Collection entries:
BEGIN
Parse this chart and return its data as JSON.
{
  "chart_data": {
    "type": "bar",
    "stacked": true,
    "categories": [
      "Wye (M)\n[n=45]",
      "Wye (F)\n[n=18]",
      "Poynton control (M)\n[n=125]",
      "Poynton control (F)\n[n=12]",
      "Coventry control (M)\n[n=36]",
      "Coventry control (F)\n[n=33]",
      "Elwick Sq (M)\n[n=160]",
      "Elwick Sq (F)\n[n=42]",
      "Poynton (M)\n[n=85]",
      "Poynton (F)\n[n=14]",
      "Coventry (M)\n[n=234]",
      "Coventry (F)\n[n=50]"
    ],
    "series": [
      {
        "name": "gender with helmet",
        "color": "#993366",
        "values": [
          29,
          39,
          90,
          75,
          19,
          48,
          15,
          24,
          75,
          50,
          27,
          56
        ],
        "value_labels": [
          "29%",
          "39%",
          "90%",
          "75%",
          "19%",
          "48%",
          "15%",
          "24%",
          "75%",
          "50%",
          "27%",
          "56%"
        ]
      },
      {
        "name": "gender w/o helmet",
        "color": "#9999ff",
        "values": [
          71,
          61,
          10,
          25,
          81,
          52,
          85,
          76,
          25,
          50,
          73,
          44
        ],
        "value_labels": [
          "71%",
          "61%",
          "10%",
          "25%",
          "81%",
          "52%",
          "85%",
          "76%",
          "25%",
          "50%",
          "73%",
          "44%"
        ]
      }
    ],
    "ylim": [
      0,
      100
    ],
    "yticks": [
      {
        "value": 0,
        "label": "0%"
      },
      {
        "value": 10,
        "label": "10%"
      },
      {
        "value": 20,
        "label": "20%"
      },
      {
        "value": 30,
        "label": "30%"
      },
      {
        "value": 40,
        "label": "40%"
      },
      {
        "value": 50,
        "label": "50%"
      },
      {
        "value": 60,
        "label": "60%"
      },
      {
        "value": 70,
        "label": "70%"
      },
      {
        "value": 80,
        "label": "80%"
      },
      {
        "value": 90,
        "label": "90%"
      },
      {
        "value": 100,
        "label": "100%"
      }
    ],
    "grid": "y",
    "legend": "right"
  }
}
END
Stated problem => Please output the complete data exactly.

Correct result =>
Parse this chart and return its data as JSON.
{
  "chart_data": {
    "type": "bar",
    "stacked": true,
    "categories": [
      "Wye (M)\n[n=45]",
      "Wye (F)\n[n=18]",
      "Poynton control (M)\n[n=125]",
      "Poynton control (F)\n[n=12]",
      "Coventry control (M)\n[n=36]",
      "Coventry control (F)\n[n=33]",
      "Elwick Sq (M)\n[n=160]",
      "Elwick Sq (F)\n[n=42]",
      "Poynton (M)\n[n=85]",
      "Poynton (F)\n[n=14]",
      "Coventry (M)\n[n=234]",
      "Coventry (F)\n[n=50]"
    ],
    "series": [
      {
        "name": "gender with helmet",
        "color": "#993366",
        "values": [
          29,
          39,
          90,
          75,
          19,
          48,
          15,
          24,
          75,
          50,
          27,
          56
        ],
        "value_labels": [
          "29%",
          "39%",
          "90%",
          "75%",
          "19%",
          "48%",
          "15%",
          "24%",
          "75%",
          "50%",
          "27%",
          "56%"
        ]
      },
      {
        "name": "gender w/o helmet",
        "color": "#9999ff",
        "values": [
          71,
          61,
          10,
          25,
          81,
          52,
          85,
          76,
          25,
          50,
          73,
          44
        ],
        "value_labels": [
          "71%",
          "61%",
          "10%",
          "25%",
          "81%",
          "52%",
          "85%",
          "76%",
          "25%",
          "50%",
          "73%",
          "44%"
        ]
      }
    ],
    "ylim": [
      0,
      100
    ],
    "yticks": [
      {
        "value": 0,
        "label": "0%"
      },
      {
        "value": 10,
        "label": "10%"
      },
      {
        "value": 20,
        "label": "20%"
      },
      {
        "value": 30,
        "label": "30%"
      },
      {
        "value": 40,
        "label": "40%"
      },
      {
        "value": 50,
        "label": "50%"
      },
      {
        "value": 60,
        "label": "60%"
      },
      {
        "value": 70,
        "label": "70%"
      },
      {
        "value": 80,
        "label": "80%"
      },
      {
        "value": 90,
        "label": "90%"
      },
      {
        "value": 100,
        "label": "100%"
      }
    ],
    "grid": "y",
    "legend": "right"
  }
}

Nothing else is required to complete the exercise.